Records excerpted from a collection
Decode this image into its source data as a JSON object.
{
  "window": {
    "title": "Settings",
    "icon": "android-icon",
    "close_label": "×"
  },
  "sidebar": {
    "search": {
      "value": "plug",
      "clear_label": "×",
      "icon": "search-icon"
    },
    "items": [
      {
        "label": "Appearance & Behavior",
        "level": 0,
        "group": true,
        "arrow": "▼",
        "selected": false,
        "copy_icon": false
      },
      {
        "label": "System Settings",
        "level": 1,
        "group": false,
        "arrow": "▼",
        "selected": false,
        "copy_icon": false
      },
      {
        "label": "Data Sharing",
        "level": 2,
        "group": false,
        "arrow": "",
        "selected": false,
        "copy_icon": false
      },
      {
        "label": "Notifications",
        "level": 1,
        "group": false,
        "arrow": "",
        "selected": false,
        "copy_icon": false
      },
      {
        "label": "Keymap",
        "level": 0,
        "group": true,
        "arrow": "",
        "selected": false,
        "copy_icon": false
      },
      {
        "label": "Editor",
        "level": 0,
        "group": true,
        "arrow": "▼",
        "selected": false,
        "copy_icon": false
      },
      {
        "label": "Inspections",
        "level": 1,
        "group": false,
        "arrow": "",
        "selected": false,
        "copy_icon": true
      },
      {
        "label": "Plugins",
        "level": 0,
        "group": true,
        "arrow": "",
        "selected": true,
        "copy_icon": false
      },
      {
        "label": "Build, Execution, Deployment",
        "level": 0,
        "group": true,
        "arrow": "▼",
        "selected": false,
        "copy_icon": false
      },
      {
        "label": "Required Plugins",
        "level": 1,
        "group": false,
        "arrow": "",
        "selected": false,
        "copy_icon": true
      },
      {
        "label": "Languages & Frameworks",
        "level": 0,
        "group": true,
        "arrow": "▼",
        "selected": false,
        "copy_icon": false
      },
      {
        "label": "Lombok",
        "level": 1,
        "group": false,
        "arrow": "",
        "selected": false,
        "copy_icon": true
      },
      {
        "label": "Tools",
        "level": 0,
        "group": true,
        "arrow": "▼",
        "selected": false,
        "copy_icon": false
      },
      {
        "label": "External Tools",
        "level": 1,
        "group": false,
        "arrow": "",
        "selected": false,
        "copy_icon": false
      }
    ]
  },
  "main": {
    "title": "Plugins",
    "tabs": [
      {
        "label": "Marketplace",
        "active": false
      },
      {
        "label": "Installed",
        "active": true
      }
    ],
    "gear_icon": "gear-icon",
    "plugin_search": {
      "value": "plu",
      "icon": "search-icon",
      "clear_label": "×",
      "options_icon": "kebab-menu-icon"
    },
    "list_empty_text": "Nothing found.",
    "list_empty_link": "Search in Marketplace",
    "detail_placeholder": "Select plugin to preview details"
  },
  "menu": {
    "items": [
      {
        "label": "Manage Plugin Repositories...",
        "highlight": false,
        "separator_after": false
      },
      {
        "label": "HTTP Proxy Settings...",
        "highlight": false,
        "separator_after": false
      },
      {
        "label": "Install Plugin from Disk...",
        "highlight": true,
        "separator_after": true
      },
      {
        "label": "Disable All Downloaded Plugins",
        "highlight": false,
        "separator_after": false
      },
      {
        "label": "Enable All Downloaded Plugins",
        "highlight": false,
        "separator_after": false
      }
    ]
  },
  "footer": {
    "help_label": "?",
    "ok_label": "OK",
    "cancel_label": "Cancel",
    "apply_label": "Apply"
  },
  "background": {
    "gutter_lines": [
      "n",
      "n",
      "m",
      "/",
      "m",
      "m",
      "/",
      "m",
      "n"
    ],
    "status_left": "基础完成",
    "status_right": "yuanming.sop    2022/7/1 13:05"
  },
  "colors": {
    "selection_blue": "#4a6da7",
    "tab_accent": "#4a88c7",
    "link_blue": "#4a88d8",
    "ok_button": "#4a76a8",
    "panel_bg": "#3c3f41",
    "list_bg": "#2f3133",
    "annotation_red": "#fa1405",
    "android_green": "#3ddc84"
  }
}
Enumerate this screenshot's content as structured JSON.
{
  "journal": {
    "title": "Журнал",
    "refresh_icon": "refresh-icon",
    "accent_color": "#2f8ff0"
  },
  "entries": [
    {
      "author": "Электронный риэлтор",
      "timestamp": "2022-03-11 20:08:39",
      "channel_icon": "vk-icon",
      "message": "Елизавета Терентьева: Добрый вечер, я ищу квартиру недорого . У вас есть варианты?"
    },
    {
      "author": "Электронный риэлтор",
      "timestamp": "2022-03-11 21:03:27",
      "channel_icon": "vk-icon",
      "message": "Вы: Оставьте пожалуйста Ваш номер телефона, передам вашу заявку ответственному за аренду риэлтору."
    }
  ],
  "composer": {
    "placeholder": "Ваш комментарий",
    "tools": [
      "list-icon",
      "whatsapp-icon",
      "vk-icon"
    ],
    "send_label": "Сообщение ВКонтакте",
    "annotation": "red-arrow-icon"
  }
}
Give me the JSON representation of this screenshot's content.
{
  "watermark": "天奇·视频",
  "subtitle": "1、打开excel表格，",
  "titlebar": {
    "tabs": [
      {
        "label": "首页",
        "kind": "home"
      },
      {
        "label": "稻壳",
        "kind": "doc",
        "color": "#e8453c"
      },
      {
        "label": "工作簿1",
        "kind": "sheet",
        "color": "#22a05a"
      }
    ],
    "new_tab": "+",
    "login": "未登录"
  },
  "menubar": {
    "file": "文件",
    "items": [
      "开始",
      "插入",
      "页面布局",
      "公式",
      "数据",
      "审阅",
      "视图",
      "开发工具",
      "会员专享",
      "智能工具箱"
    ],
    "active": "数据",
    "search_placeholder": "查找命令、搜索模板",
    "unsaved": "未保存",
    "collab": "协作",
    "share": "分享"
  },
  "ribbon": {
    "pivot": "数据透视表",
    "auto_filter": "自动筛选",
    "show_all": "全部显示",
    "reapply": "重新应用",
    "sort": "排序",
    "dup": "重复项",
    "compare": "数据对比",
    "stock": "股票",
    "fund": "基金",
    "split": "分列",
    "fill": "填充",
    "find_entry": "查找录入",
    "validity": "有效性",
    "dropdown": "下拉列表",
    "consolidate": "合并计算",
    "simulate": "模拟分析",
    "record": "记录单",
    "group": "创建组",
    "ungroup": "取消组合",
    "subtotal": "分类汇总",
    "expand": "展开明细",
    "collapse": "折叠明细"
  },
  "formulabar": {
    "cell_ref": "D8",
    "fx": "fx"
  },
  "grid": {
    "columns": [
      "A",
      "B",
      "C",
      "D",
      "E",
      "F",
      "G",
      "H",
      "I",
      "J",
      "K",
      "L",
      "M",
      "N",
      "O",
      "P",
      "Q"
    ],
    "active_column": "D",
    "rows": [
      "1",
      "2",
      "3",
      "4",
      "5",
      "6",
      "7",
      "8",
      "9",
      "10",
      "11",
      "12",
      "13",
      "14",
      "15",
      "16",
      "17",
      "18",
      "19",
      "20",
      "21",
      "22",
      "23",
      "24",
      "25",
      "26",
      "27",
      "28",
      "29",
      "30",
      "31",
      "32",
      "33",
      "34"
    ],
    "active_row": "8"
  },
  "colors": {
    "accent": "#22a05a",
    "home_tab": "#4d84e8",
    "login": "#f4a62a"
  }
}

THE EXERCISE. Copy out each line exactly.

RESULT OF THE EXERCISE.
Decode this image into its source data as a JSON object.
{
  "window": {
    "title": "Settings",
    "icon": "android-icon",
    "close_label": "×"
  },
  "sidebar": {
    "search": {
      "value": "plug",
      "clear_label": "×",
      "icon": "search-icon"
    },
    "items": [
      {
        "label": "Appearance & Behavior",
        "level": 0,
        "group": true,
        "arrow": "▼",
        "selected": false,
        "copy_icon": false
      },
      {
        "label": "System Settings",
        "level": 1,
        "group": false,
        "arrow": "▼",
        "selected": false,
        "copy_icon": false
      },
      {
        "label": "Data Sharing",
        "level": 2,
        "group": false,
        "arrow": "",
        "selected": false,
        "copy_icon": false
      },
      {
        "label": "Notifications",
        "level": 1,
        "group": false,
        "arrow": "",
        "selected": false,
        "copy_icon": false
      },
      {
        "label": "Keymap",
        "level": 0,
        "group": true,
        "arrow": "",
        "selected": false,
        "copy_icon": false
      },
      {
        "label": "Editor",
        "level": 0,
        "group": true,
        "arrow": "▼",
        "selected": false,
        "copy_icon": false
      },
      {
        "label": "Inspections",
        "level": 1,
        "group": false,
        "arrow": "",
        "selected": false,
        "copy_icon": true
      },
      {
        "label": "Plugins",
        "level": 0,
        "group": true,
        "arrow": "",
        "selected": true,
        "copy_icon": false
      },
      {
        "label": "Build, Execution, Deployment",
        "level": 0,
        "group": true,
        "arrow": "▼",
        "selected": false,
        "copy_icon": false
      },
      {
        "label": "Required Plugins",
        "level": 1,
        "group": false,
        "arrow": "",
        "selected": false,
        "copy_icon": true
      },
      {
        "label": "Languages & Frameworks",
        "level": 0,
        "group": true,
        "arrow": "▼",
        "selected": false,
        "copy_icon": false
      },
      {
        "label": "Lombok",
        "level": 1,
        "group": false,
        "arrow": "",
        "selected": false,
        "copy_icon": true
      },
      {
        "label": "Tools",
        "level": 0,
        "group": true,
        "arrow": "▼",
        "selected": false,
        "copy_icon": false
      },
      {
        "label": "External Tools",
        "level": 1,
        "group": false,
        "arrow": "",
        "selected": false,
        "copy_icon": false
      }
    ]
  },
  "main": {
    "title": "Plugins",
    "tabs": [
      {
        "label": "Marketplace",
        "active": false
      },
      {
        "label": "Installed",
        "active": true
      }
    ],
    "gear_icon": "gear-icon",
    "plugin_search": {
      "value": "plu",
      "icon": "search-icon",
      "clear_label": "×",
      "options_icon": "kebab-menu-icon"
    },
    "list_empty_text": "Nothing found.",
    "list_empty_link": "Search in Marketplace",
    "detail_placeholder": "Select plugin to preview details"
  },
  "menu": {
    "items": [
      {
        "label": "Manage Plugin Repositories...",
        "highlight": false,
        "separator_after": false
      },
      {
        "label": "HTTP Proxy Settings...",
        "highlight": false,
        "separator_after": false
      },
      {
        "label": "Install Plugin from Disk...",
        "highlight": true,
        "separator_after": true
      },
      {
        "label": "Disable All Downloaded Plugins",
        "highlight": false,
        "separator_after": false
      },
      {
        "label": "Enable All Downloaded Plugins",
        "highlight": false,
        "separator_after": false
      }
    ]
  },
  "footer": {
    "help_label": "?",
    "ok_label": "OK",
    "cancel_label": "Cancel",
    "apply_label": "Apply"
  },
  "background": {
    "gutter_lines": [
      "n",
      "n",
      "m",
      "/",
      "m",
      "m",
      "/",
      "m",
      "n"
    ],
    "status_left": "基础完成",
    "status_right": "yuanming.sop    2022/7/1 13:05"
  },
  "colors": {
    "selection_blue": "#4a6da7",
    "tab_accent": "#4a88c7",
    "link_blue": "#4a88d8",
    "ok_button": "#4a76a8",
    "panel_bg": "#3c3f41",
    "list_bg": "#2f3133",
    "annotation_red": "#fa1405",
    "android_green": "#3ddc84"
  }
}
Enumerate this screenshot's content as structured JSON.
{
  "journal": {
    "title": "Журнал",
    "refresh_icon": "refresh-icon",
    "accent_color": "#2f8ff0"
  },
  "entries": [
    {
      "author": "Электронный риэлтор",
      "timestamp": "2022-03-11 20:08:39",
      "channel_icon": "vk-icon",
      "message": "Елизавета Терентьева: Добрый вечер, я ищу квартиру недорого . У вас есть варианты?"
    },
    {
      "author": "Электронный риэлтор",
      "timestamp": "2022-03-11 21:03:27",
      "channel_icon": "vk-icon",
      "message": "Вы: Оставьте пожалуйста Ваш номер телефона, передам вашу заявку ответственному за аренду риэлтору."
    }
  ],
  "composer": {
    "placeholder": "Ваш комментарий",
    "tools": [
      "list-icon",
      "whatsapp-icon",
      "vk-icon"
    ],
    "send_label": "Сообщение ВКонтакте",
    "annotation": "red-arrow-icon"
  }
}
Give me the JSON representation of this screenshot's content.
{
  "watermark": "天奇·视频",
  "subtitle": "1、打开excel表格，",
  "titlebar": {
    "tabs": [
      {
        "label": "首页",
        "kind": "home"
      },
      {
        "label": "稻壳",
        "kind": "doc",
        "color": "#e8453c"
      },
      {
        "label": "工作簿1",
        "kind": "sheet",
        "color": "#22a05a"
      }
    ],
    "new_tab": "+",
    "login": "未登录"
  },
  "menubar": {
    "file": "文件",
    "items": [
      "开始",
      "插入",
      "页面布局",
      "公式",
      "数据",
      "审阅",
      "视图",
      "开发工具",
      "会员专享",
      "智能工具箱"
    ],
    "active": "数据",
    "search_placeholder": "查找命令、搜索模板",
    "unsaved": "未保存",
    "collab": "协作",
    "share": "分享"
  },
  "ribbon": {
    "pivot": "数据透视表",
    "auto_filter": "自动筛选",
    "show_all": "全部显示",
    "reapply": "重新应用",
    "sort": "排序",
    "dup": "重复项",
    "compare": "数据对比",
    "stock": "股票",
    "fund": "基金",
    "split": "分列",
    "fill": "填充",
    "find_entry": "查找录入",
    "validity": "有效性",
    "dropdown": "下拉列表",
    "consolidate": "合并计算",
    "simulate": "模拟分析",
    "record": "记录单",
    "group": "创建组",
    "ungroup": "取消组合",
    "subtotal": "分类汇总",
    "expand": "展开明细",
    "collapse": "折叠明细"
  },
  "formulabar": {
    "cell_ref": "D8",
    "fx": "fx"
  },
  "grid": {
    "columns": [
      "A",
      "B",
      "C",
      "D",
      "E",
      "F",
      "G",
      "H",
      "I",
      "J",
      "K",
      "L",
      "M",
      "N",
      "O",
      "P",
      "Q"
    ],
    "active_column": "D",
    "rows": [
      "1",
      "2",
      "3",
      "4",
      "5",
      "6",
      "7",
      "8",
      "9",
      "10",
      "11",
      "12",
      "13",
      "14",
      "15",
      "16",
      "17",
      "18",
      "19",
      "20",
      "21",
      "22",
      "23",
      "24",
      "25",
      "26",
      "27",
      "28",
      "29",
      "30",
      "31",
      "32",
      "33",
      "34"
    ],
    "active_row": "8"
  },
  "colors": {
    "accent": "#22a05a",
    "home_tab": "#4d84e8",
    "login": "#f4a62a"
  }
}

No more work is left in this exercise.